■ WRITTEN PROBLEM: Wherever "Real" appears in a line, list that line.

[Stored data entries]
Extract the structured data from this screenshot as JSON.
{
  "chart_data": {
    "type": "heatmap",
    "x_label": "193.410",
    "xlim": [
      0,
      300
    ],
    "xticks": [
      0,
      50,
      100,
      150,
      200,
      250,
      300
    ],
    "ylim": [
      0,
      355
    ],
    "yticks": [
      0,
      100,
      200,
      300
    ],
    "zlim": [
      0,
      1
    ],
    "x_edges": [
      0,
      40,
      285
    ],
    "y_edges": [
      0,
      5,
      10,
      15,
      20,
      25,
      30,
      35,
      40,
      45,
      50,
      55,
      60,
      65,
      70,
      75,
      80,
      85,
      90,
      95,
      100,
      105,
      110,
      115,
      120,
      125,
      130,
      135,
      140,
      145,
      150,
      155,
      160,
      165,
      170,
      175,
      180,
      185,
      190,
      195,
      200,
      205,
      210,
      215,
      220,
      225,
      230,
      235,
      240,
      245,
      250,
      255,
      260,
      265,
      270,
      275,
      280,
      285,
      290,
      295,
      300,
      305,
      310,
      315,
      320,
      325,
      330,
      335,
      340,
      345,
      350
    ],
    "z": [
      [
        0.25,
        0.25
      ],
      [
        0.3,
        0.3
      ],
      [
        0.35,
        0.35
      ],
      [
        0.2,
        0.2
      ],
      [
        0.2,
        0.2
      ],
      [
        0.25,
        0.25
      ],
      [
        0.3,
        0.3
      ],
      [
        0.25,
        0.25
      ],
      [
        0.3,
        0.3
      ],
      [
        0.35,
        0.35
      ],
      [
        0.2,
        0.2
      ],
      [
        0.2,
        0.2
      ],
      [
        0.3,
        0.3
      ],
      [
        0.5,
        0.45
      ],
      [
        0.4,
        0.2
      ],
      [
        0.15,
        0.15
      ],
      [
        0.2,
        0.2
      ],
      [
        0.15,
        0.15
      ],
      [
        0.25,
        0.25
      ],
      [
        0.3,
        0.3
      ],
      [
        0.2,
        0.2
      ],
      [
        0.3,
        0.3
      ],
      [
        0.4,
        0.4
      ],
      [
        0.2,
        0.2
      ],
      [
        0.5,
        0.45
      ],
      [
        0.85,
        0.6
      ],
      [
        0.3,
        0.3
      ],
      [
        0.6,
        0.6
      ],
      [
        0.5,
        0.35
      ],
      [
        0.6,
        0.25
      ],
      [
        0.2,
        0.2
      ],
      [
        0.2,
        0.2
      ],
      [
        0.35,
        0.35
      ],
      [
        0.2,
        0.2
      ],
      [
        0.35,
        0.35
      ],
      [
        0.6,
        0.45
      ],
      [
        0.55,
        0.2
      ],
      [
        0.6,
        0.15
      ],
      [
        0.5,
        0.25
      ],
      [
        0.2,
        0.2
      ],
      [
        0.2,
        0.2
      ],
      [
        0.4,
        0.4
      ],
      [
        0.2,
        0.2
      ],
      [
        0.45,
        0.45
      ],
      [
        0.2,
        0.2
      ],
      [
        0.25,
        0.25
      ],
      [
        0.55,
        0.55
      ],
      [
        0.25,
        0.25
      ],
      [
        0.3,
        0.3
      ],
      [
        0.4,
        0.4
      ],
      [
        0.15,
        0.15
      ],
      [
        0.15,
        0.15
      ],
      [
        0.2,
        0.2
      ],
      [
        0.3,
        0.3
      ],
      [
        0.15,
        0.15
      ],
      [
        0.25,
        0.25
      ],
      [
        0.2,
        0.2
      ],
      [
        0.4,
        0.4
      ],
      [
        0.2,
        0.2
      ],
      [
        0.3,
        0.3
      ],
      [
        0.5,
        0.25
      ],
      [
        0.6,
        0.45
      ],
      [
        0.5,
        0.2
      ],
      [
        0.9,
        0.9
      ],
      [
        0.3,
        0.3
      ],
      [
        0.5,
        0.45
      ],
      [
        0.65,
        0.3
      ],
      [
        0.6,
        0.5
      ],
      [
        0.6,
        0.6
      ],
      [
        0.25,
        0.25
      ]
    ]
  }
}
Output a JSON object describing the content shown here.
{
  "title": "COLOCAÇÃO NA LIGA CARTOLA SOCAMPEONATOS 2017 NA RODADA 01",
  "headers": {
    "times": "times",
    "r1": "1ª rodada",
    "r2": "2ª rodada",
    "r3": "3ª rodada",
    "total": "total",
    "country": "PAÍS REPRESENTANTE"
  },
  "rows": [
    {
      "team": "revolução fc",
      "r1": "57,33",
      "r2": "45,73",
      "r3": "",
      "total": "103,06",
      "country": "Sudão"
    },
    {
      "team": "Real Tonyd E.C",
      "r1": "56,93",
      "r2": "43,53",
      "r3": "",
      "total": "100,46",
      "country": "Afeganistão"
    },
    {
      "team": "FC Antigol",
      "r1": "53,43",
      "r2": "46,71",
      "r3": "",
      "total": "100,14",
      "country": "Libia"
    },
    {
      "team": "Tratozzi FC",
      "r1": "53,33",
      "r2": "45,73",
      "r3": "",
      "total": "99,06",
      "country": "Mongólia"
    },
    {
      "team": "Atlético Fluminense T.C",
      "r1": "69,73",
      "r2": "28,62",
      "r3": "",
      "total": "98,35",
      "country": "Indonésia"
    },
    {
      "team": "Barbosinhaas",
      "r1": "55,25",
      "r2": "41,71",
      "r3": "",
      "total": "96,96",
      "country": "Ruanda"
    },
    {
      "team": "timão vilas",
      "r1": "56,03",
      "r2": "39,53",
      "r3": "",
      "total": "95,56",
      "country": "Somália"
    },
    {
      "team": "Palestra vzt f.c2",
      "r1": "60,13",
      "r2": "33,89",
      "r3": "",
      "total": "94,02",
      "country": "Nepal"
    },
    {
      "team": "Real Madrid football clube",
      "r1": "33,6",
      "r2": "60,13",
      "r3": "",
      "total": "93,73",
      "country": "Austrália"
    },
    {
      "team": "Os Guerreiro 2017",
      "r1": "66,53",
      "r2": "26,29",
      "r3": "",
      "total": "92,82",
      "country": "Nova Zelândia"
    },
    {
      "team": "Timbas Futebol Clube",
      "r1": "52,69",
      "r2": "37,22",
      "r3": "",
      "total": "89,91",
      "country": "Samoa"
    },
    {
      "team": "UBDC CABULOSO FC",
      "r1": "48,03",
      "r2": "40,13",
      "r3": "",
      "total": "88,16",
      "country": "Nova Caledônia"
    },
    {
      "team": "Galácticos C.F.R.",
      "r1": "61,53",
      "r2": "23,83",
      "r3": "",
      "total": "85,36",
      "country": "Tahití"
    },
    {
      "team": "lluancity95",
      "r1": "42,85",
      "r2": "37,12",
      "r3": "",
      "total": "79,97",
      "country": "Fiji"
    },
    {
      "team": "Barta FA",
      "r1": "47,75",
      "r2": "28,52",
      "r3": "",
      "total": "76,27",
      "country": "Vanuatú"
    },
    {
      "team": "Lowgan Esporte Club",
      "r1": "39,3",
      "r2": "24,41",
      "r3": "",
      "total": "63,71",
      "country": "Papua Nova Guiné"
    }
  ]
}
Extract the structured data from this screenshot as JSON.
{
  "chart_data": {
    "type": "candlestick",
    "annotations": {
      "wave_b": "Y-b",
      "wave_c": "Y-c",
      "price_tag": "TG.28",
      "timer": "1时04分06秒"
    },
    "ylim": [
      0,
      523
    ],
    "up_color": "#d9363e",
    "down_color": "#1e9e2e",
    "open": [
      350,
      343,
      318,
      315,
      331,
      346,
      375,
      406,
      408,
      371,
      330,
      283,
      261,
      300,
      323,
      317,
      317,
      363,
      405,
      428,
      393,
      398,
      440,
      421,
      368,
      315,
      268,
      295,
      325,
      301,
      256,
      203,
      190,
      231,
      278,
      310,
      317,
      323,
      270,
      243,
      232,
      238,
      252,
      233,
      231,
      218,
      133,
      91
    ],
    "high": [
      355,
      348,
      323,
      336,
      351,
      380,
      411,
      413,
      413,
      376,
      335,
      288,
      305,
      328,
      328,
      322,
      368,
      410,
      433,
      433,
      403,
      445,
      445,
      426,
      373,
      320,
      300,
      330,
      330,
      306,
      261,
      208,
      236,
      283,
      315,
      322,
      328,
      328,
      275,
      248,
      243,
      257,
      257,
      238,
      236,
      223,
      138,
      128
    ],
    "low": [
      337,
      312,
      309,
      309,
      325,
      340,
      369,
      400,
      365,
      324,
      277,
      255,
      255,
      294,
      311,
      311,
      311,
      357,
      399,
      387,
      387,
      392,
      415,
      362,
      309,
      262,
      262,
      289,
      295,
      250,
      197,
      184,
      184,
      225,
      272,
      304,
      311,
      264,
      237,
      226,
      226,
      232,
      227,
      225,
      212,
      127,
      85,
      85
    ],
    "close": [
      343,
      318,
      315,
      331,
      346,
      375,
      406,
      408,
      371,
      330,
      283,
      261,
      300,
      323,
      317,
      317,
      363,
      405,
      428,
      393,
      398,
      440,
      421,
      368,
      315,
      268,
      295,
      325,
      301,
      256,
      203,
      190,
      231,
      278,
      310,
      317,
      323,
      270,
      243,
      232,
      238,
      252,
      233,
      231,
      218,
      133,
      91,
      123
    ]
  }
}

■ RESPONSE:
      "team": "Real Tonyd E.C",
      "team": "Real Madrid football clube",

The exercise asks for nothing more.